WRITTEN TASK 1: List every option that the Prometheus scraper walkthrough passes to the aws amp create-scraper command.

SOURCE DOCUMENT:
An Amazon Managed Service for Prometheus collector consists of a scraper that discovers and collects metrics from an EKS cluster. Amazon Managed Service for Prometheus manages the scraper for you, giving you the scalability, security, and reliability that you need, without having to manage instances, agents, or scrapers yourself. Reference our blog on Automating metrics collection on Amazon EKS with Amazon Managed Service for Prometheus managed scrapers to learn more about setting Prometheus agent scraper configuration options on your Amazon EKS cluster. To set up a scraper, we need to provide VPC Subnets and EC2 Security Group, so we should retrieve these values from our EKS cluster setup.

export $(aws cloudformation describe-stacks \
  --stack-name "eksctl-${CLUSTER_NAME}-cluster" \ 
  --query 'Stacks[0].Outputs[?OutputKey==`SubnetsPrivate`].OutputValue' \
  --output text   | awk -F',' '{print "SUBNET_1=" $1 " SUBNET_2=" $2 " SUBNET_3=" $3}')

export EKS_SG_ID=$(aws cloudformation describe-stacks \
  --stack-name "eksctl-${CLUSTER_NAME}-cluster" \
  --query 'Stacks[0].Outputs[?OutputKey==`ClusterSecurityGroupId`].OutputValue' \
  --output text)

Create the scraper using the following command:

aws amp create-scraper \
  --source eksConfiguration="{clusterArn='arn:aws:eks:${AWS_REGION}:${AWS_ACCOUNT}:cluster/${CLUSTER_NAME}', securityGroupIds=['${EKS_SG_ID}'],subnetIds=['${SUBNET_1}','${SUBNET_2}',${SUBNET_3}]}" \
  --scrape-configuration configurationBlob="$(cat amp-scraper-config.yaml | base64)" \
  --destination ampConfiguration="{workspaceArn='arn:aws:aps:${AWS_REGION}:${AWS_ACCOUNT}:workspace/${AMP_WORKSPACE_ID}'}"

The scraper takes a few minutes to become active. You can verify the status in the Amazon EKS console under the Observability tab, as shown in the following figure:

Figure 2: Amazon Managed Service for Prometheus scraper status

awscurl is a command-line tool that extends the functionality of curl by automatically handling AWS Signature Version 4 (SigV4) signing for HTTP requests. This allows users to make authenticated requests to AWS services directly from the command line, simplifying interaction with AWS APIs. We can verify the metrics ingestion by querying the Amazon Managed Service for Prometheus workspace using following awscurl command:

AMP_URL=$(aws amp describe-workspace \
  --workspace-id $AMP_WORKSPACE_ID \
  --query workspace.prometheusEndpoint \
  --output text)

ROWS:
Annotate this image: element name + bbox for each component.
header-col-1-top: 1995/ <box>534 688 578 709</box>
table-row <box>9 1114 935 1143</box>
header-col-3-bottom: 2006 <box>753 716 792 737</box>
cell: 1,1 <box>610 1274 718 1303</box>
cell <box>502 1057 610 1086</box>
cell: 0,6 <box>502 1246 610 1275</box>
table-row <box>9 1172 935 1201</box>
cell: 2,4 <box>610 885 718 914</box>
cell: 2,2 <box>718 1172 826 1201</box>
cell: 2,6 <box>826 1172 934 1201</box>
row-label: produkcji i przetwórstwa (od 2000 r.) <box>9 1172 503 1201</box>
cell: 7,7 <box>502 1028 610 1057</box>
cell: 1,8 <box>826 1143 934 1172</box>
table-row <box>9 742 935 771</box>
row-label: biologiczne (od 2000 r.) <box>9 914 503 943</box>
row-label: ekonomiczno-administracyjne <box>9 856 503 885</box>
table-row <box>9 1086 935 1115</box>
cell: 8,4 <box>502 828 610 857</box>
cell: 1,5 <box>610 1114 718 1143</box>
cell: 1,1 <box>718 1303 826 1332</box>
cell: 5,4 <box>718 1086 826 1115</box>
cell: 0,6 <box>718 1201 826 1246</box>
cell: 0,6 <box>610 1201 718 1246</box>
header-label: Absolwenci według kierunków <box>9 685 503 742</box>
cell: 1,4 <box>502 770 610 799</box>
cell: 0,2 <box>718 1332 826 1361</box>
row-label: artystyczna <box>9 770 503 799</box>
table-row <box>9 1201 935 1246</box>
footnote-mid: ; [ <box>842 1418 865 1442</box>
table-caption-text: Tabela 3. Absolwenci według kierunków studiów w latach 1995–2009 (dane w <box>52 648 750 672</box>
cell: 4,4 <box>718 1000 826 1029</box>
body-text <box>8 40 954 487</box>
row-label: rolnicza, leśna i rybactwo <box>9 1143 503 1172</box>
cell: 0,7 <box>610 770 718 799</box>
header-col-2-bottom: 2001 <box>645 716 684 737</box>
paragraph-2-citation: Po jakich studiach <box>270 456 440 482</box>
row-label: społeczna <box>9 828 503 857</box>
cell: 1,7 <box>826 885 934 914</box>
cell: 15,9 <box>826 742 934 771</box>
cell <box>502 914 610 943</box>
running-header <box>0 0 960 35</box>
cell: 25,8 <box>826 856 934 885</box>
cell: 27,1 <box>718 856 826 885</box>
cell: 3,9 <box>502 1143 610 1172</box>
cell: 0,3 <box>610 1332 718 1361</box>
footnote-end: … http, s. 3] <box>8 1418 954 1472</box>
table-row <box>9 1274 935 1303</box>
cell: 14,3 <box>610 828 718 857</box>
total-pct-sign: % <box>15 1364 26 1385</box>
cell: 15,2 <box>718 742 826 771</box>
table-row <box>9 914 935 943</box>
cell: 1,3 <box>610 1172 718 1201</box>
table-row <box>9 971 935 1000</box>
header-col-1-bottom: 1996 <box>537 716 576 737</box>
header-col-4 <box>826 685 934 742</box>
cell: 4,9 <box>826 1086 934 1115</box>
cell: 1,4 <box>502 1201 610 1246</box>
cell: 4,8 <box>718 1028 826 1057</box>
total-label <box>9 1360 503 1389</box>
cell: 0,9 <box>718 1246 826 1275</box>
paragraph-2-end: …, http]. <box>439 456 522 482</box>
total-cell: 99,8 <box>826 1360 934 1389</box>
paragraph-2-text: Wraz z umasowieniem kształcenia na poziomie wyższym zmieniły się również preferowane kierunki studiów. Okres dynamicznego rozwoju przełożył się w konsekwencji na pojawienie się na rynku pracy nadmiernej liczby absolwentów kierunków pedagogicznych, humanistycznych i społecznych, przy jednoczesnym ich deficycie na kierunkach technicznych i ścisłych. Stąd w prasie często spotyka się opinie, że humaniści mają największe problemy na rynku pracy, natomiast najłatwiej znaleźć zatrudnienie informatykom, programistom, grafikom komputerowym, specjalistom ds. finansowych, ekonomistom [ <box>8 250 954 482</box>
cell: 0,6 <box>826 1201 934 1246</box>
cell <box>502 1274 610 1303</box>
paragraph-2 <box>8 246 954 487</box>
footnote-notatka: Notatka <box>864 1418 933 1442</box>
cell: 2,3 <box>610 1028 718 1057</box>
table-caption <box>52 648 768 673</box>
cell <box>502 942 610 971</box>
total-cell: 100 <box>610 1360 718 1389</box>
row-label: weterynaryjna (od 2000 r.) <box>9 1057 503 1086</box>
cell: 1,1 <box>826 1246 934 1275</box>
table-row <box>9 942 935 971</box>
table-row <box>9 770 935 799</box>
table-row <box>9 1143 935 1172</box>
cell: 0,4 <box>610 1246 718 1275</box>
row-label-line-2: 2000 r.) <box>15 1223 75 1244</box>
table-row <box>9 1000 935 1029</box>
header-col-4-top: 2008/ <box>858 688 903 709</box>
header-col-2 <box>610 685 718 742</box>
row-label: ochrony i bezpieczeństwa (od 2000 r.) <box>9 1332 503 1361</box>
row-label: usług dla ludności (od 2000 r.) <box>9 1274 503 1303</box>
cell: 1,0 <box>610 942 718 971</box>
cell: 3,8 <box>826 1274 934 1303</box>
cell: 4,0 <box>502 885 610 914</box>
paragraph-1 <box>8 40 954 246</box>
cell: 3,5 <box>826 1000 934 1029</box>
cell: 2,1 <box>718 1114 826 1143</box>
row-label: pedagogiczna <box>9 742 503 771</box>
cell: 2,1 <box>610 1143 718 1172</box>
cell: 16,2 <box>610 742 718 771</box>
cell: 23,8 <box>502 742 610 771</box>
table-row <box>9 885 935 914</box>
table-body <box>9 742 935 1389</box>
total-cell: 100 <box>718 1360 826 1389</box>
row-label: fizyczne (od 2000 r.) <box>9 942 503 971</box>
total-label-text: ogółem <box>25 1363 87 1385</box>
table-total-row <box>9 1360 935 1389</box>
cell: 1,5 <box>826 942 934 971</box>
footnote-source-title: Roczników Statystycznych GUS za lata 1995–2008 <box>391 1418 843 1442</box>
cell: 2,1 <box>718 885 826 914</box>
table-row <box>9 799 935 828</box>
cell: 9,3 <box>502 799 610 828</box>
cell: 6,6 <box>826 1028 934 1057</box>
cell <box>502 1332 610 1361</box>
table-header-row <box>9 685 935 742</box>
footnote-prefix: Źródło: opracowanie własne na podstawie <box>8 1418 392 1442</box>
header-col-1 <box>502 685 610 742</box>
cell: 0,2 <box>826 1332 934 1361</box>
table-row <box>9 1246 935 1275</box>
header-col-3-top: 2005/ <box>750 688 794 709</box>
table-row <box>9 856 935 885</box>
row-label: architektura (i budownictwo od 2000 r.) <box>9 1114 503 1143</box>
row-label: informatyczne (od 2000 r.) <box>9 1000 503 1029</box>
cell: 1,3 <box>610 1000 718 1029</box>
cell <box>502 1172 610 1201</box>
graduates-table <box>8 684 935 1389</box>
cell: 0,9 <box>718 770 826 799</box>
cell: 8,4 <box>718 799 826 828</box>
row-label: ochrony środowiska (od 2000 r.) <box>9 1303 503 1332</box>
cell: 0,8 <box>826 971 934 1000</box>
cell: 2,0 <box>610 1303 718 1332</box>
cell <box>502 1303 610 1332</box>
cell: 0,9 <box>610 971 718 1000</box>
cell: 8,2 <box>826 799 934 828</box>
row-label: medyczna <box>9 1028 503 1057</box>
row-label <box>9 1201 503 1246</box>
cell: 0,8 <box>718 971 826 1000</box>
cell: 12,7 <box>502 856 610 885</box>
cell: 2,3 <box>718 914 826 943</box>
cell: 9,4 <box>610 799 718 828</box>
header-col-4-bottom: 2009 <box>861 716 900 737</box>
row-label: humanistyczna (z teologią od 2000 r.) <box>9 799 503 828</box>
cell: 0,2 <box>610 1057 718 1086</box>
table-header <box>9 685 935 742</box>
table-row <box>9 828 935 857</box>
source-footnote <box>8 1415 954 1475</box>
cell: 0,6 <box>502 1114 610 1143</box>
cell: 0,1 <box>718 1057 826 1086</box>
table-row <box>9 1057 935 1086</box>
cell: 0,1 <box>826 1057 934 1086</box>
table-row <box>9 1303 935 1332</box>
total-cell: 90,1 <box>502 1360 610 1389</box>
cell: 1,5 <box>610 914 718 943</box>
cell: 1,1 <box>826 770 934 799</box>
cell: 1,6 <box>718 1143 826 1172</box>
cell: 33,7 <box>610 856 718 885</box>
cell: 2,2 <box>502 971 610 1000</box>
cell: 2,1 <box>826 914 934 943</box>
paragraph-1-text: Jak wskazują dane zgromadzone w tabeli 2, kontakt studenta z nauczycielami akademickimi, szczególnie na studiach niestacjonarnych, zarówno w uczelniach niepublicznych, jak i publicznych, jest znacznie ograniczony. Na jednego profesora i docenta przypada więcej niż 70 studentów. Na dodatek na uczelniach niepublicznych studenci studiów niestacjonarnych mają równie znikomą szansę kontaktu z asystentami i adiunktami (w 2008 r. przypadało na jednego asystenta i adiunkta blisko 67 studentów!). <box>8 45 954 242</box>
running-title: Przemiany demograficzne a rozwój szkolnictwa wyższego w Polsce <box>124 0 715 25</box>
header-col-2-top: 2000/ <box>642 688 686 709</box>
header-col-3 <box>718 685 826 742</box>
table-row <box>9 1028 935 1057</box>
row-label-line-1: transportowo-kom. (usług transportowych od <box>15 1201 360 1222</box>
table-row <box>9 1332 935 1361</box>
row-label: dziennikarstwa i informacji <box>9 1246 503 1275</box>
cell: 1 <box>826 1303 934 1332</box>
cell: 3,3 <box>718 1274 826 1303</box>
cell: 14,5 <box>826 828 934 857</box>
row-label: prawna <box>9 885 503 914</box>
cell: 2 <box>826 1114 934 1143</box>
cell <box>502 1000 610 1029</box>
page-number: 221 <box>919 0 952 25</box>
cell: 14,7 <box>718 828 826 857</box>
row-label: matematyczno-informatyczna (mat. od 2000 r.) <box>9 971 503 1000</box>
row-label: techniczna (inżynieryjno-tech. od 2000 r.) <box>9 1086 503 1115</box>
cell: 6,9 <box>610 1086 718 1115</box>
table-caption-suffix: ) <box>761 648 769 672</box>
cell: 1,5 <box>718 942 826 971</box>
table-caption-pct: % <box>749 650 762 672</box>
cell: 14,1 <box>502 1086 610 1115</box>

WRITTEN TASK 2: Recast the records as a JSON list of strings, one string per line, starting with their first line and going on through the line containing "cell: 0,6 <box>610 1201 718 1246</box>".

CORRECT RESPONSE 1:
--source
--scrape-configuration
--destination

CORRECT RESPONSE 2:
[
  "Annotate this image: element name + bbox for each component.",
  "header-col-1-top: 1995/ <box>534 688 578 709</box>",
  "table-row <box>9 1114 935 1143</box>",
  "header-col-3-bottom: 2006 <box>753 716 792 737</box>",
  "cell: 1,1 <box>610 1274 718 1303</box>",
  "cell <box>502 1057 610 1086</box>",
  "cell: 0,6 <box>502 1246 610 1275</box>",
  "table-row <box>9 1172 935 1201</box>",
  "cell: 2,4 <box>610 885 718 914</box>",
  "cell: 2,2 <box>718 1172 826 1201</box>",
  "cell: 2,6 <box>826 1172 934 1201</box>",
  "row-label: produkcji i przetwórstwa (od 2000 r.) <box>9 1172 503 1201</box>",
  "cell: 7,7 <box>502 1028 610 1057</box>",
  "cell: 1,8 <box>826 1143 934 1172</box>",
  "table-row <box>9 742 935 771</box>",
  "row-label: biologiczne (od 2000 r.) <box>9 914 503 943</box>",
  "row-label: ekonomiczno-administracyjne <box>9 856 503 885</box>",
  "table-row <box>9 1086 935 1115</box>",
  "cell: 8,4 <box>502 828 610 857</box>",
  "cell: 1,5 <box>610 1114 718 1143</box>",
  "cell: 1,1 <box>718 1303 826 1332</box>",
  "cell: 5,4 <box>718 1086 826 1115</box>",
  "cell: 0,6 <box>718 1201 826 1246</box>",
  "cell: 0,6 <box>610 1201 718 1246</box>"
]